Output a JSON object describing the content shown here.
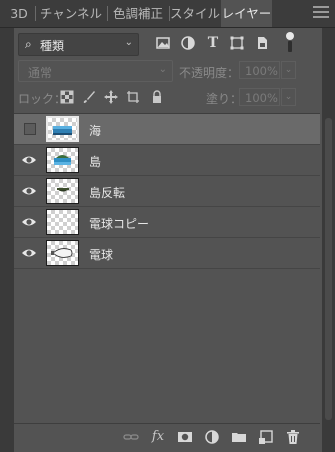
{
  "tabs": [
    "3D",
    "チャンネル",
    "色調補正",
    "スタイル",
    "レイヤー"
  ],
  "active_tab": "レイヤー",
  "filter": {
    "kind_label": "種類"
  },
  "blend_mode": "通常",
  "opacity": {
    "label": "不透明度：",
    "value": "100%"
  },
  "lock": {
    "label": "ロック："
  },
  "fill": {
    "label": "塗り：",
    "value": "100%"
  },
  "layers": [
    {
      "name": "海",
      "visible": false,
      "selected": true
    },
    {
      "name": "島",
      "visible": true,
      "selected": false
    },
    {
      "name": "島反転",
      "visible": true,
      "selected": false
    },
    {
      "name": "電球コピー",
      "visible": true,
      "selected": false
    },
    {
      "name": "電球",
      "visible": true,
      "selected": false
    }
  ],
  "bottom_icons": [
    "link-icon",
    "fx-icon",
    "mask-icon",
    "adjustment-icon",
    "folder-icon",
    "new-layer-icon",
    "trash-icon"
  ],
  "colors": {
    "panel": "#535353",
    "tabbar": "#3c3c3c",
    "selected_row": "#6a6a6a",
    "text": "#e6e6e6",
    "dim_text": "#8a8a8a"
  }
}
= = = = =
_Written exercise_
Copy every line that includes the string "name" from the material above.

_Written response_
      "name": "海",
      "name": "島",
      "name": "島反転",
      "name": "電球コピー",
      "name": "電球",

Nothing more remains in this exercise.